## WHAT THIS TASK INVOLVES
Each entry below is to be given again word for word, with no pictures.

## LISTED RECORDS
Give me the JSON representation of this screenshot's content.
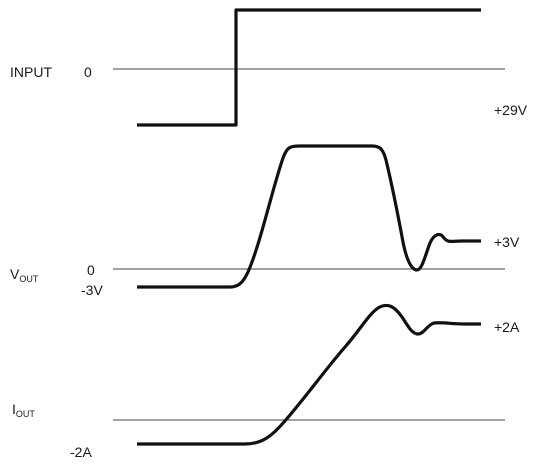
{
  "colors": {
    "waveform": "#111111",
    "baseline": "#444444",
    "text": "#1a1a1a",
    "background": "#ffffff"
  },
  "labels": {
    "input": "INPUT",
    "input_zero": "0",
    "plus_29v": "+29V",
    "vout_main": "V",
    "vout_sub": "OUT",
    "vout_zero": "0",
    "minus_3v": "-3V",
    "plus_3v": "+3V",
    "plus_2a": "+2A",
    "iout_main": "I",
    "iout_sub": "OUT",
    "minus_2a": "-2A"
  }
}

## CORRECT ANSWER
Give me the JSON representation of this screenshot's content.
{
  "colors": {
    "waveform": "#111111",
    "baseline": "#444444",
    "text": "#1a1a1a",
    "background": "#ffffff"
  },
  "labels": {
    "input": "INPUT",
    "input_zero": "0",
    "plus_29v": "+29V",
    "vout_main": "V",
    "vout_sub": "OUT",
    "vout_zero": "0",
    "minus_3v": "-3V",
    "plus_3v": "+3V",
    "plus_2a": "+2A",
    "iout_main": "I",
    "iout_sub": "OUT",
    "minus_2a": "-2A"
  }
}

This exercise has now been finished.